▶ Exercise description:
Return all the data, word for word.

▶ Provided records:
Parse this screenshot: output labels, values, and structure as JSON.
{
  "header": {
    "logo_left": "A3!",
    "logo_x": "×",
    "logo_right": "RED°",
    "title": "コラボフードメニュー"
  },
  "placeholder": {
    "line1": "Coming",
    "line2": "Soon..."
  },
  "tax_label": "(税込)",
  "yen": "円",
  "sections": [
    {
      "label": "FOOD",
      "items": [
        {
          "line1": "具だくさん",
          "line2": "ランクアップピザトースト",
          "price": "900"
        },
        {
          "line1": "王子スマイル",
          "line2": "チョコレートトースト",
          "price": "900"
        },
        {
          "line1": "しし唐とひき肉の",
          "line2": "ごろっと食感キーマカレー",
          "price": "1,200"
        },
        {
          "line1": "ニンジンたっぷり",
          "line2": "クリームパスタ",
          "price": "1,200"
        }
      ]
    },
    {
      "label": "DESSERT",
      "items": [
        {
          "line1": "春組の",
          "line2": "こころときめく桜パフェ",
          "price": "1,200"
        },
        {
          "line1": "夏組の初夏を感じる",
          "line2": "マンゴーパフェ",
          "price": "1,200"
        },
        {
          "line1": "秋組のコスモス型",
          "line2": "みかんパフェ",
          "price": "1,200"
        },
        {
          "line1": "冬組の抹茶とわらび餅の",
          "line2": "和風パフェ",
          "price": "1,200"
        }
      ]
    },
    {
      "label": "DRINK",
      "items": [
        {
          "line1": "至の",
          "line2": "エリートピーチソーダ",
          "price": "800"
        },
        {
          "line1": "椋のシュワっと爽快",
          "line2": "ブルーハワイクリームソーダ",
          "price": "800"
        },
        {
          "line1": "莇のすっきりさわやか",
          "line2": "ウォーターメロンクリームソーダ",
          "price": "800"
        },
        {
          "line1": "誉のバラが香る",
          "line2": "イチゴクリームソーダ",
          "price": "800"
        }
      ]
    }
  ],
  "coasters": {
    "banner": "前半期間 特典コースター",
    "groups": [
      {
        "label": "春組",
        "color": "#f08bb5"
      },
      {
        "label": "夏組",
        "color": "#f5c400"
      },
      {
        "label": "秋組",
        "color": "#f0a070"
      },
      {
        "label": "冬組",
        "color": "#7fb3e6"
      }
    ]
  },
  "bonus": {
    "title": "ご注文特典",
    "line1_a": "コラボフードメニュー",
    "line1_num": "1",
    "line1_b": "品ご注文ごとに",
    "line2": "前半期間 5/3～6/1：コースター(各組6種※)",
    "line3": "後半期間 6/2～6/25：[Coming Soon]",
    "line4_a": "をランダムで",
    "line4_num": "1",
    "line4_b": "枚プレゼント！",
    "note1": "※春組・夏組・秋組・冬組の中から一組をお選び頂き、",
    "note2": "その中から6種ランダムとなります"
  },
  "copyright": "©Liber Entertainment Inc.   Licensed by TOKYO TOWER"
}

▶ Solution to the exercise:
Parse this screenshot: output labels, values, and structure as JSON.
{
  "header": {
    "logo_left": "A3!",
    "logo_x": "×",
    "logo_right": "RED°",
    "title": "コラボフードメニュー"
  },
  "placeholder": {
    "line1": "Coming",
    "line2": "Soon..."
  },
  "tax_label": "(税込)",
  "yen": "円",
  "sections": [
    {
      "label": "FOOD",
      "items": [
        {
          "line1": "具だくさん",
          "line2": "ランクアップピザトースト",
          "price": "900"
        },
        {
          "line1": "王子スマイル",
          "line2": "チョコレートトースト",
          "price": "900"
        },
        {
          "line1": "しし唐とひき肉の",
          "line2": "ごろっと食感キーマカレー",
          "price": "1,200"
        },
        {
          "line1": "ニンジンたっぷり",
          "line2": "クリームパスタ",
          "price": "1,200"
        }
      ]
    },
    {
      "label": "DESSERT",
      "items": [
        {
          "line1": "春組の",
          "line2": "こころときめく桜パフェ",
          "price": "1,200"
        },
        {
          "line1": "夏組の初夏を感じる",
          "line2": "マンゴーパフェ",
          "price": "1,200"
        },
        {
          "line1": "秋組のコスモス型",
          "line2": "みかんパフェ",
          "price": "1,200"
        },
        {
          "line1": "冬組の抹茶とわらび餅の",
          "line2": "和風パフェ",
          "price": "1,200"
        }
      ]
    },
    {
      "label": "DRINK",
      "items": [
        {
          "line1": "至の",
          "line2": "エリートピーチソーダ",
          "price": "800"
        },
        {
          "line1": "椋のシュワっと爽快",
          "line2": "ブルーハワイクリームソーダ",
          "price": "800"
        },
        {
          "line1": "莇のすっきりさわやか",
          "line2": "ウォーターメロンクリームソーダ",
          "price": "800"
        },
        {
          "line1": "誉のバラが香る",
          "line2": "イチゴクリームソーダ",
          "price": "800"
        }
      ]
    }
  ],
  "coasters": {
    "banner": "前半期間 特典コースター",
    "groups": [
      {
        "label": "春組",
        "color": "#f08bb5"
      },
      {
        "label": "夏組",
        "color": "#f5c400"
      },
      {
        "label": "秋組",
        "color": "#f0a070"
      },
      {
        "label": "冬組",
        "color": "#7fb3e6"
      }
    ]
  },
  "bonus": {
    "title": "ご注文特典",
    "line1_a": "コラボフードメニュー",
    "line1_num": "1",
    "line1_b": "品ご注文ごとに",
    "line2": "前半期間 5/3～6/1：コースター(各組6種※)",
    "line3": "後半期間 6/2～6/25：[Coming Soon]",
    "line4_a": "をランダムで",
    "line4_num": "1",
    "line4_b": "枚プレゼント！",
    "note1": "※春組・夏組・秋組・冬組の中から一組をお選び頂き、",
    "note2": "その中から6種ランダムとなります"
  },
  "copyright": "©Liber Entertainment Inc.   Licensed by TOKYO TOWER"
}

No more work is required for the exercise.